Using the article on Rohingya refugees, explain in one to three sentences why the township chairman told the people of Mohammad Ismail's village to leave.

Text under study |
····················

Also read: Rohingya Exodus the Fastest, Most Concentrated Refugee Movement in Asia Since 1971
Most Rohingyas coping with the trauma of flight into Bangladesh are unaware of many such development projects that run through their land. But some do have an inkling of the goings on.
The memories of terror are still fresh in the mind of Mohammad Ismail, who fled to Balukhali camp in Ukhia administrative block, Cox’s Bazar, a month ago. “My uncle, who used to live just beside our house, was killed by the military,” he said. “Lots of women in our village were raped and killed. They burnt our houses and we had no other way to escape the violence. Finally, we fled to Bangladesh to save our lives.”
Land grab
Hailing from a village near Maungdaw – the westernmost town in Myanmar, right on the Bangladesh border – Mohammad Ismail suspects that the pogrom by the military and Buddhist militia has motivations other than religious. “We have been living in our village for generations. Last year, the township chairman (mayaka in the local dialect) came to our village and asked us to go away from our village,” he told indiaclimatedialogue.net. “They said they need our land because they would construct a highway. They acquired our land in the name of development.”
Land grabs carried out by the government’s army-backed cronies and foreign companies for constructing large strategic projects continue to grow in Myanmar, according to Environment, Conflict and Cooperation, a global online platform.
The massive development planned in Rakhine also has grave implications for the environment. “In light of the (Rakhine) state’s vulnerability to the effects of climate change, the Commission recommends that the government urgently step-up efforts to strength the capabilities of communities to adopt climate resilient options, and to improve the state’s irrigation systems,” the Kofi Annan report said.
Influx continues
Meanwhile, the number of newly arrived Rohingya people has reached 607, 735, according to the Inter Service Coordination Groups (ISCG), which consists of UN and other international organisations working in the Cox’s Bazar area. They have been living in different camps and host communities in four sub-districts of Cox’s Bazar. Among them, 53% are women and girls, 4% are over 60 and 29% are under five. The majority of this population are from Maungdaw district of Rakhine state.
The Rohingya refugees are living in terrible conditions and need immediate life-saving assistance, including clean drinking water, sanitation and hygiene, essential food and emergency supplies. More than 70% of the newly arrived have no shelter and only 50% have access to safe drinking water.

····················

Extracted entries |
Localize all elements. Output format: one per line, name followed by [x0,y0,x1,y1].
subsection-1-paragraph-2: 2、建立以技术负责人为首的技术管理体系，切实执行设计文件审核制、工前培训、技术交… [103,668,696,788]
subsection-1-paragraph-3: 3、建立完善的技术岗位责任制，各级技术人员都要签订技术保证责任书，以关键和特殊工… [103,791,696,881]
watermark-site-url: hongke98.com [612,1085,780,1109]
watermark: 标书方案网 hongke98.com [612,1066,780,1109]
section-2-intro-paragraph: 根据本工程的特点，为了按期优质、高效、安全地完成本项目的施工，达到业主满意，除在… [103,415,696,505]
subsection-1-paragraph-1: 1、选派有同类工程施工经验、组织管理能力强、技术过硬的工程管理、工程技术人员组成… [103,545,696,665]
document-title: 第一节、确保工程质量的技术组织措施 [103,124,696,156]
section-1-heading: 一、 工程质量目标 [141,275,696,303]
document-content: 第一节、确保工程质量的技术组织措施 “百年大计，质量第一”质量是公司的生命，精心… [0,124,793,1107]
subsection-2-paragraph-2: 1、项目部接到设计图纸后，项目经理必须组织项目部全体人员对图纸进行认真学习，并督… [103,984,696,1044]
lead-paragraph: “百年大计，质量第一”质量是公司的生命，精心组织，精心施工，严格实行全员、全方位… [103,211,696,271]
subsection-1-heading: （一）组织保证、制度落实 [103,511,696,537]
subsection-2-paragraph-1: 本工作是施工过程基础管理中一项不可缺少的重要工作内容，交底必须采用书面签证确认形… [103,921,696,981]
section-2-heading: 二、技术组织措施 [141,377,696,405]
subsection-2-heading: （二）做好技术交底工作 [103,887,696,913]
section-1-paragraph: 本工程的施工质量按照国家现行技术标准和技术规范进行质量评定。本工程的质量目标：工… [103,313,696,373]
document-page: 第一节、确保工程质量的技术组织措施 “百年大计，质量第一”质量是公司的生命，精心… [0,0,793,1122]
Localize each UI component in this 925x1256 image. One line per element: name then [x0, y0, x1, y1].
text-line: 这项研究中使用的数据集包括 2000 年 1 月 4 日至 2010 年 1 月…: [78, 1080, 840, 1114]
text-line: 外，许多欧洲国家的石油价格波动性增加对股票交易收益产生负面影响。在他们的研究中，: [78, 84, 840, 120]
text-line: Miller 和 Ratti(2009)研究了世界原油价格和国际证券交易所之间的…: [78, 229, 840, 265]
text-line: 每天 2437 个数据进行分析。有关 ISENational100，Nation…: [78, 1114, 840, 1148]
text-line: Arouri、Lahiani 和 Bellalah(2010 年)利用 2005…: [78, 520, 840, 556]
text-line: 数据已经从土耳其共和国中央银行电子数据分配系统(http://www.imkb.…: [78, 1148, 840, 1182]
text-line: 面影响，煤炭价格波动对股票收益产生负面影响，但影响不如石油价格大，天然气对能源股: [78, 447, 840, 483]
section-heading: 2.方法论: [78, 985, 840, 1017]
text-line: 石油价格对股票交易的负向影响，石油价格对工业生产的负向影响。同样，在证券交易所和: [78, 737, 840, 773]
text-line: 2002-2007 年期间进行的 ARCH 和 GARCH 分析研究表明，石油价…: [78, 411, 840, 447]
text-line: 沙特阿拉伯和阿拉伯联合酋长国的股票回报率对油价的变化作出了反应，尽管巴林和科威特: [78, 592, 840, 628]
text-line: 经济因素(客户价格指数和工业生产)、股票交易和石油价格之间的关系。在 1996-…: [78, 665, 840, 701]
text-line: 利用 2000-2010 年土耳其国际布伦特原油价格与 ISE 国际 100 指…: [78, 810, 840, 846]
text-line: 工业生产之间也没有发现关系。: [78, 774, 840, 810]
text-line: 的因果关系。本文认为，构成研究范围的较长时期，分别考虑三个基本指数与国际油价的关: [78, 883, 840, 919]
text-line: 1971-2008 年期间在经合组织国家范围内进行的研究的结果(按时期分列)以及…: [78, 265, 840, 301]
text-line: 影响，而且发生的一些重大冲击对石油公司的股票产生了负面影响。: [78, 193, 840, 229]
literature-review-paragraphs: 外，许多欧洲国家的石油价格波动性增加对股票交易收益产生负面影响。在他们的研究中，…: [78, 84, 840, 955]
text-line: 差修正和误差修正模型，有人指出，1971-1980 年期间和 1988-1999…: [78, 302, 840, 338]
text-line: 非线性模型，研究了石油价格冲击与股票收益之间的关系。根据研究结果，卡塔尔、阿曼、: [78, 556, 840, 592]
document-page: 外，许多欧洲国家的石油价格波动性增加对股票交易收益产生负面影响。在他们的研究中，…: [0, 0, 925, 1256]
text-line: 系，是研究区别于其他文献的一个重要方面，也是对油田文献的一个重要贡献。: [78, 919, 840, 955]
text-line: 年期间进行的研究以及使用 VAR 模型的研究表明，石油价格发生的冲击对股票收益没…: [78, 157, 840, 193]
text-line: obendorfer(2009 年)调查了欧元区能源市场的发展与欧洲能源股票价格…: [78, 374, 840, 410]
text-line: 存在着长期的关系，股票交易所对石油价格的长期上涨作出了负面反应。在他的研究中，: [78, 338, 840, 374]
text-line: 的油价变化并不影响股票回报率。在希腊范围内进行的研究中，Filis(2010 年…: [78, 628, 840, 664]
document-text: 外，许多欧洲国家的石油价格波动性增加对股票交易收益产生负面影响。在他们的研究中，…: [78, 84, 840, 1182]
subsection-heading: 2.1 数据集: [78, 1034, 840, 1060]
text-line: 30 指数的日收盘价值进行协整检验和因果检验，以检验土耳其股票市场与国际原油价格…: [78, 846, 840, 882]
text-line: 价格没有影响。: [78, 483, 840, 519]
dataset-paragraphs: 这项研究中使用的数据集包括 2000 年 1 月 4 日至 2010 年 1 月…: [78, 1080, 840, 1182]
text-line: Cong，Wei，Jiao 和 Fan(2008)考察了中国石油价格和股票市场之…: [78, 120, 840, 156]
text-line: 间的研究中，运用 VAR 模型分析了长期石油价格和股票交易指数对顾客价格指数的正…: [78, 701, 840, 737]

····················

Reply to the exercise |
According to Mohammad Ismail, the township chairman came to the village last year and said the land was needed because a highway would be built. Ismail added that the land was acquired in the name of development.